EXERCISE AIM » From the listing below, return each line that includes "часть".

(Stored records)
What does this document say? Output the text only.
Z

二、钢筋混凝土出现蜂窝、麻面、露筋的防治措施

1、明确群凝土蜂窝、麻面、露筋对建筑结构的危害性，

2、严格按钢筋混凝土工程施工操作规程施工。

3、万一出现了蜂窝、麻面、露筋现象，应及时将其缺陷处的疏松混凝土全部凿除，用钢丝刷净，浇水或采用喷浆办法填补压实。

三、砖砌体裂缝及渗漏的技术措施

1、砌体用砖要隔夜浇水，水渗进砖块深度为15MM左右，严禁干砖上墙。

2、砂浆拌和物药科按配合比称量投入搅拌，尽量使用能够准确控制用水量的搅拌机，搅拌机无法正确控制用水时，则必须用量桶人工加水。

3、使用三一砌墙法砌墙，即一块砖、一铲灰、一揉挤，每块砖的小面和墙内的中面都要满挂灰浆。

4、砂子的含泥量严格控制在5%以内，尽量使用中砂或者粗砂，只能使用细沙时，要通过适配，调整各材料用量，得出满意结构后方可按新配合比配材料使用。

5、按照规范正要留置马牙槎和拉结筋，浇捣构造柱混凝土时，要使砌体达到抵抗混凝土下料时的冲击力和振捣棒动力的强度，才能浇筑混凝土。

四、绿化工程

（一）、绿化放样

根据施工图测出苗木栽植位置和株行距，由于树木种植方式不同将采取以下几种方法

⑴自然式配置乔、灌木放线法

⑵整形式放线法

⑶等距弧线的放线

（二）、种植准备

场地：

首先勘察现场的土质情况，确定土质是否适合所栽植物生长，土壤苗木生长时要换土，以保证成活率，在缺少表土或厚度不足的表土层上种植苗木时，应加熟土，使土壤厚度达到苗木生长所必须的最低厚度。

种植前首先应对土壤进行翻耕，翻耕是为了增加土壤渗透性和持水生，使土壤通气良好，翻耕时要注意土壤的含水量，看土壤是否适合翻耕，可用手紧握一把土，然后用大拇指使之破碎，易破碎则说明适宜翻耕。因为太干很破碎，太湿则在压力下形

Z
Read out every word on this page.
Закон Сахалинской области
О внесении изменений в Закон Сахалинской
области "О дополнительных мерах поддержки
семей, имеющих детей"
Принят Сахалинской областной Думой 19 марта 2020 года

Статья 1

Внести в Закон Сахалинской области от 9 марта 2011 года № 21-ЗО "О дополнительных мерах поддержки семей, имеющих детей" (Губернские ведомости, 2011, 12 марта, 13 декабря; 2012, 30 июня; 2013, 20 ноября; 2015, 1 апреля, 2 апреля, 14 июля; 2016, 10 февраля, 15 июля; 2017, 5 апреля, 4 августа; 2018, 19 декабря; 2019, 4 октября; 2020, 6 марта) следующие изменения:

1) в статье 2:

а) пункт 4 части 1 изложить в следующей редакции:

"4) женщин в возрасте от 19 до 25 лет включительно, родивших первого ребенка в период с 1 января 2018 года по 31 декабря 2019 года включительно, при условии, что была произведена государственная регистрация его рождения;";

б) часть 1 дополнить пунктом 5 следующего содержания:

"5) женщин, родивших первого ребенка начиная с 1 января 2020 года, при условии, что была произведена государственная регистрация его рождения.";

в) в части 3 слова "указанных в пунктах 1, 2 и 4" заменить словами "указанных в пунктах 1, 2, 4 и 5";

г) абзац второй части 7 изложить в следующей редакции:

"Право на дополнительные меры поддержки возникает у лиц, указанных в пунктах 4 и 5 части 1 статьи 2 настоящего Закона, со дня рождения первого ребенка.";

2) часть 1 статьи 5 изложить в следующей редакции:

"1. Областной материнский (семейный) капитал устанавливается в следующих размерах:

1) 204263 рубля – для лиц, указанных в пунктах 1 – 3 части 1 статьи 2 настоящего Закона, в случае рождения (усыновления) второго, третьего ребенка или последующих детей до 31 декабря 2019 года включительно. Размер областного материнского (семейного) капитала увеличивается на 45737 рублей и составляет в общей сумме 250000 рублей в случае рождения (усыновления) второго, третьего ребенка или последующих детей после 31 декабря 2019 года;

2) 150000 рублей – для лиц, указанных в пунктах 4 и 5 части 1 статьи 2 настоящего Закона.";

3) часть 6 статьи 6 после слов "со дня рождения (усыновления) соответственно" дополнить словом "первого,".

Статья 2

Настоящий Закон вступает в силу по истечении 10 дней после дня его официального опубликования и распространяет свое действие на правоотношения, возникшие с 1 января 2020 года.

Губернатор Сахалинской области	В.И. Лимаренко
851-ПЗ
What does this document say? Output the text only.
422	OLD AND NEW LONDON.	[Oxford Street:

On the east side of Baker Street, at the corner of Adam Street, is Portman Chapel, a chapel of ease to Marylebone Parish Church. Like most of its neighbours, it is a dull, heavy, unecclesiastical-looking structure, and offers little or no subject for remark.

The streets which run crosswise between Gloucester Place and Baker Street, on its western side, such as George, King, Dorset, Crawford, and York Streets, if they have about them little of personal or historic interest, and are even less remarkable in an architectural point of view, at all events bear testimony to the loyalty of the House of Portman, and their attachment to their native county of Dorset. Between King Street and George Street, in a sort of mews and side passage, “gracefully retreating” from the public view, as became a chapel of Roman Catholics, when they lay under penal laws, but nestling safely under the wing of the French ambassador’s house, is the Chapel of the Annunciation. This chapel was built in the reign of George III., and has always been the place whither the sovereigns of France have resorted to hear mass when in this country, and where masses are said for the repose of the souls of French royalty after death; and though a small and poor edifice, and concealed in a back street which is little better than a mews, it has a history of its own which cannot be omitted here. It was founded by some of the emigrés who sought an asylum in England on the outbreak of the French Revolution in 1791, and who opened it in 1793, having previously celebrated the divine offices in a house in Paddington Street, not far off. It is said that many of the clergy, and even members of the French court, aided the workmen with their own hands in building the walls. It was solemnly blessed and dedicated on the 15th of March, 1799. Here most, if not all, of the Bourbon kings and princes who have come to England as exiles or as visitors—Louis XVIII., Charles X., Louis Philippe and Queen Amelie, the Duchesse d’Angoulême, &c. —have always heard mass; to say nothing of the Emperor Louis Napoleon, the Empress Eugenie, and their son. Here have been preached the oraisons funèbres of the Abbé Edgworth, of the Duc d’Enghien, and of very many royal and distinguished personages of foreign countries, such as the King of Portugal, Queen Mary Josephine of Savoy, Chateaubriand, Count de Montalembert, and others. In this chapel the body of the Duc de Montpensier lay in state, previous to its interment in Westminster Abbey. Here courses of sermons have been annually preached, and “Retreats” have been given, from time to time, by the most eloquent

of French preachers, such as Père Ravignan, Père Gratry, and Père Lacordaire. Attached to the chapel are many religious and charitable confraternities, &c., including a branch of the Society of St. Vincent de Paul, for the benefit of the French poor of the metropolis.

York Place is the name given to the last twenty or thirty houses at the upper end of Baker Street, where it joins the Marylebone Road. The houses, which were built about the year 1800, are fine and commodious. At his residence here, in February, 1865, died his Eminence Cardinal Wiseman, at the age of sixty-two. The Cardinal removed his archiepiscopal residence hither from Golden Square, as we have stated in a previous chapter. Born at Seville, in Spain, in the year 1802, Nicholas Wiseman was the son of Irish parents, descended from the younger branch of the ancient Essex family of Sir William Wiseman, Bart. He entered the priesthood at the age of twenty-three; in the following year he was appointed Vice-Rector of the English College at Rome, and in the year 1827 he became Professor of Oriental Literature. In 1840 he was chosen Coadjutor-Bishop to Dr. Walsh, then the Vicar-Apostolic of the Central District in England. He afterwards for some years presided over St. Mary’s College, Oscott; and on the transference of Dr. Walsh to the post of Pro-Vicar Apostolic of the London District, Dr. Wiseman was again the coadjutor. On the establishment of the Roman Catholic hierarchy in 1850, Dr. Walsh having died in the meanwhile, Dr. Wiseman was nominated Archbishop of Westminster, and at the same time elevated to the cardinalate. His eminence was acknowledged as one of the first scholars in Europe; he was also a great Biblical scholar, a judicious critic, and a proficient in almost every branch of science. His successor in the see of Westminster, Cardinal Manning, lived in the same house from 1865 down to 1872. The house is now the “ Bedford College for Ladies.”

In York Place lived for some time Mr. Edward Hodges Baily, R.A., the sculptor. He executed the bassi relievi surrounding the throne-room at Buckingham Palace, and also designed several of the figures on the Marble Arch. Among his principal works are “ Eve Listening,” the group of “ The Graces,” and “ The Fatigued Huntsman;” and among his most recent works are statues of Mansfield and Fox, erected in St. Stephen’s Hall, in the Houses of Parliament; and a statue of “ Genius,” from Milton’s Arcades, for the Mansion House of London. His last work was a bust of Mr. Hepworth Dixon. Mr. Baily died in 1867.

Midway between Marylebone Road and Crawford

OUTPUT FOR THIS TASK »
б) часть 1 дополнить пунктом 5 следующего содержания:
2) часть 1 статьи 5 изложить в следующей редакции:
3) часть 6 статьи 6 после слов "со дня рождения (усыновления) соответственно" дополнить словом "первого,".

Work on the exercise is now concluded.